Instructions to follow.
From the entries below, extract every line that includes the word "structured".

Dataset entries.
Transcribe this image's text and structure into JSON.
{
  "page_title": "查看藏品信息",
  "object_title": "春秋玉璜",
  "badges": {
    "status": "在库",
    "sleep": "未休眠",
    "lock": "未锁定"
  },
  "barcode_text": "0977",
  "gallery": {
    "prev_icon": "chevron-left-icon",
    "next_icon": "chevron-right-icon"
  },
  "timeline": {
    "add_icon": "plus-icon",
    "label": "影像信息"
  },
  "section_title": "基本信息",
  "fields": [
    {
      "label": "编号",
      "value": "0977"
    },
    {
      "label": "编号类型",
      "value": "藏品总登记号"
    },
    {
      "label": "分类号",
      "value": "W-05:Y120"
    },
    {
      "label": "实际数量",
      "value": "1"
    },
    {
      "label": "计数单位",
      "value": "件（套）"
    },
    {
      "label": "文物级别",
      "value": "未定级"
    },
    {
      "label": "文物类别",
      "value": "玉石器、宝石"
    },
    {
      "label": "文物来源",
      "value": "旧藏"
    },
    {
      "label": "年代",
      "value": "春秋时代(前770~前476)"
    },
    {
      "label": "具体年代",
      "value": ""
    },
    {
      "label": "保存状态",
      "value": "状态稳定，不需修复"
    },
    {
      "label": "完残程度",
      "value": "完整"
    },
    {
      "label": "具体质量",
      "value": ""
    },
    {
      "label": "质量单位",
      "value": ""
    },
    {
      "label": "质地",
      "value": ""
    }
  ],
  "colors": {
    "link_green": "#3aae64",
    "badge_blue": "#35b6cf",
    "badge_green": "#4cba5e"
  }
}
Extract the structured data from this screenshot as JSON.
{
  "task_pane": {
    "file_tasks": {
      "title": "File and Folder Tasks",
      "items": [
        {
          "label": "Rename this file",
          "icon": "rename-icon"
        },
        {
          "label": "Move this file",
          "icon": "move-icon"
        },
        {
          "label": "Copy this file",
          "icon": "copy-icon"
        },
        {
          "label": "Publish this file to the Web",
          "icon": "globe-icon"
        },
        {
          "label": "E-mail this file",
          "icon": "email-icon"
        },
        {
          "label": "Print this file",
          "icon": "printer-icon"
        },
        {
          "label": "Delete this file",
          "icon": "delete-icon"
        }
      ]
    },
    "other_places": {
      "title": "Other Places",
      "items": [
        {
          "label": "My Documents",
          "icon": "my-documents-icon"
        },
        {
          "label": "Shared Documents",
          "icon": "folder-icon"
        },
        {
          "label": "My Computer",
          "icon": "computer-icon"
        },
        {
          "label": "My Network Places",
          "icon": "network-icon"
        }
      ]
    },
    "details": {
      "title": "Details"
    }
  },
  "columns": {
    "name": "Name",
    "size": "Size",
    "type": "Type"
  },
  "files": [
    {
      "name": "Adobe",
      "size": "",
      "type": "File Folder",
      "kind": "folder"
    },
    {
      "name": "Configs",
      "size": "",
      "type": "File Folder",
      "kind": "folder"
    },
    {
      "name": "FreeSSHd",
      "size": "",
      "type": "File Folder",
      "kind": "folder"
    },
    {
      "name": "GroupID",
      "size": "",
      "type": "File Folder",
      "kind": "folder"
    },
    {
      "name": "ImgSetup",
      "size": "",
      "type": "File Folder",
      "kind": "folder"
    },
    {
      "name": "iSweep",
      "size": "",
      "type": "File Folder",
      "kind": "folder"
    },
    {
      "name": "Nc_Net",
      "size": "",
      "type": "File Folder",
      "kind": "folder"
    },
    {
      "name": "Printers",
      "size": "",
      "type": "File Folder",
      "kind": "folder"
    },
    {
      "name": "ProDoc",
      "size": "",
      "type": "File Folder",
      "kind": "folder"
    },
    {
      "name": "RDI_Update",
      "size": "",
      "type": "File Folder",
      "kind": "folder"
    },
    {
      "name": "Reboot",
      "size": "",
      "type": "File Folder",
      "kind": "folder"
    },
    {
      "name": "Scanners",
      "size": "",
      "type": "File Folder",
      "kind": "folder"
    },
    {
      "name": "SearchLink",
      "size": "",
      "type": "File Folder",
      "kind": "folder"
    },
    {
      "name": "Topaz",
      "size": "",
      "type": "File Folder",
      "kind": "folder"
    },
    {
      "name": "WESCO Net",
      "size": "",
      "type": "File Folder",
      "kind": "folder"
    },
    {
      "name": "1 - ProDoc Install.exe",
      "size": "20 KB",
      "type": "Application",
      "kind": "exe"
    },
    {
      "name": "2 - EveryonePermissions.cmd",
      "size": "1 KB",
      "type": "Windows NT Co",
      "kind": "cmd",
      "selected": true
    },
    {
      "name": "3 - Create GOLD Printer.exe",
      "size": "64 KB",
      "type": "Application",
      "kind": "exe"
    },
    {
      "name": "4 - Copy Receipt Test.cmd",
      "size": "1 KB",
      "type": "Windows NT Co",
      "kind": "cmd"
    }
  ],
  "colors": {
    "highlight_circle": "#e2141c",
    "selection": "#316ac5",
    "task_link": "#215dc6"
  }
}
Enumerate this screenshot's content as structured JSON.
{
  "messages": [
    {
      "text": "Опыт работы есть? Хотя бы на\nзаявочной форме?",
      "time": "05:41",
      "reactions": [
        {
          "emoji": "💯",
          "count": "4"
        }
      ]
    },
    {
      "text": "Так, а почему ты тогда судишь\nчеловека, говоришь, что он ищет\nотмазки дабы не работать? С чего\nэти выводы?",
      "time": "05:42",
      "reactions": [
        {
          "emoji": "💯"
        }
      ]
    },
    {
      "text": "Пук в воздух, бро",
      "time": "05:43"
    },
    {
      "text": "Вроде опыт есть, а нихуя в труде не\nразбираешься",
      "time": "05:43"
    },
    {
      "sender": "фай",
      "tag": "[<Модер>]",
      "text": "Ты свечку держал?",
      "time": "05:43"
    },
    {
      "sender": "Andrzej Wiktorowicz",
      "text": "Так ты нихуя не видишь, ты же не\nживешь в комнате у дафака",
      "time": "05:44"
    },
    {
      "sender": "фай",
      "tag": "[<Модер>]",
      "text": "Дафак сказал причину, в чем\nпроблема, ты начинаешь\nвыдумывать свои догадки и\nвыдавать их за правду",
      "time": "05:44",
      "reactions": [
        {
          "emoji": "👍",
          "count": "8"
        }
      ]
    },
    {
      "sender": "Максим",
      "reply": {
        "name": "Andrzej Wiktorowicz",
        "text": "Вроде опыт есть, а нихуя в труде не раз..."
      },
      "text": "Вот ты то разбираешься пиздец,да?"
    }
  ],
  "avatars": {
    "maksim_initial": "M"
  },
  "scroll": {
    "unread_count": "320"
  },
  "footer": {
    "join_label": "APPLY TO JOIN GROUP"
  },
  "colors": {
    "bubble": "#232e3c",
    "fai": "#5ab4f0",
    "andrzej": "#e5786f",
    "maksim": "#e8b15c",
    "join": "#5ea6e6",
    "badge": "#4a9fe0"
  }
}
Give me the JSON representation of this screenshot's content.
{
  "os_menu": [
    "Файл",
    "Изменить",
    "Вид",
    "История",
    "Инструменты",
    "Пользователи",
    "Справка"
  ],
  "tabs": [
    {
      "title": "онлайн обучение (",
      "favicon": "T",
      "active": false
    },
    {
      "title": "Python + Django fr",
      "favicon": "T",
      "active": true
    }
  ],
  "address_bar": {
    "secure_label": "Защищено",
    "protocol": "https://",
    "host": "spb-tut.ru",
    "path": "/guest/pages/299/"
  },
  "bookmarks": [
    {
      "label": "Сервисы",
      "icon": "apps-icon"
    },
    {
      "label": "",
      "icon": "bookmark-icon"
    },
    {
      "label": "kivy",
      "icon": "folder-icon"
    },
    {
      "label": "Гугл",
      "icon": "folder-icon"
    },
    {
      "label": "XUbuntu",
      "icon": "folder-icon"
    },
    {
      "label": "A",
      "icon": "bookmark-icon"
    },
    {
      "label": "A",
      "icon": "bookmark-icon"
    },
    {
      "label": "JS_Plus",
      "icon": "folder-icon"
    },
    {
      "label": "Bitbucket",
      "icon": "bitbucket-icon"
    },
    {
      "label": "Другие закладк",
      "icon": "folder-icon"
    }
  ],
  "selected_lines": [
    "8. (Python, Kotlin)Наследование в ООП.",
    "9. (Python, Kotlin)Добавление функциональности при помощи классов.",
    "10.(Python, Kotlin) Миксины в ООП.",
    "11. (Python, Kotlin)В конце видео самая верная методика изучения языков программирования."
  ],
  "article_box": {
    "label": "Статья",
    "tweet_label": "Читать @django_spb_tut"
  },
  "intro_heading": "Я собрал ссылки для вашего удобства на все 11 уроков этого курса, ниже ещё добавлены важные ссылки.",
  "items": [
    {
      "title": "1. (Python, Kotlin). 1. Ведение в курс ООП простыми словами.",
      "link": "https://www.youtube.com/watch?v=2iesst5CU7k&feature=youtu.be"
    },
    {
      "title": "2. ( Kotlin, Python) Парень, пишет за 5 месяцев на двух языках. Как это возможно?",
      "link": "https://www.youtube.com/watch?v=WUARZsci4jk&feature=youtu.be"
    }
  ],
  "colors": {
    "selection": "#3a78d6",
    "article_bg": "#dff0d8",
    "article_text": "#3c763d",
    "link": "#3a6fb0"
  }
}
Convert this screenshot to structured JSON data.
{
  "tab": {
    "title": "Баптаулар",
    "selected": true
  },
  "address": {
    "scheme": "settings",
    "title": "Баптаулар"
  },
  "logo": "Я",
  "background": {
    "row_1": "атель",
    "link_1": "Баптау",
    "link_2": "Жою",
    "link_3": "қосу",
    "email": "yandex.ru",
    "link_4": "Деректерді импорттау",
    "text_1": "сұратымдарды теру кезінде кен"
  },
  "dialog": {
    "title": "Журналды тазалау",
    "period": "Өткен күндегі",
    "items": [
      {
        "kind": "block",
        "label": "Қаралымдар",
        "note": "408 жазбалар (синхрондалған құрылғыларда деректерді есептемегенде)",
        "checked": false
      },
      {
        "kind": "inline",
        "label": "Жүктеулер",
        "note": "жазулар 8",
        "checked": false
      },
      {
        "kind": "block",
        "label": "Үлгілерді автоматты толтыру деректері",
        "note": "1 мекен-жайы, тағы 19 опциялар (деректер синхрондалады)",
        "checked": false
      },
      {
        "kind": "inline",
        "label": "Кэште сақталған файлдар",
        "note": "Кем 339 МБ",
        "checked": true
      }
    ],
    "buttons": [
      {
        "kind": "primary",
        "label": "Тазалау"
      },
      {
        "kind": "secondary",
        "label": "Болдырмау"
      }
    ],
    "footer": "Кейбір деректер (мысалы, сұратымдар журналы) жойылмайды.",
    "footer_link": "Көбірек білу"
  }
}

The response.
Extract the structured data from this screenshot as JSON.
Enumerate this screenshot's content as structured JSON.
Convert this screenshot to structured JSON data.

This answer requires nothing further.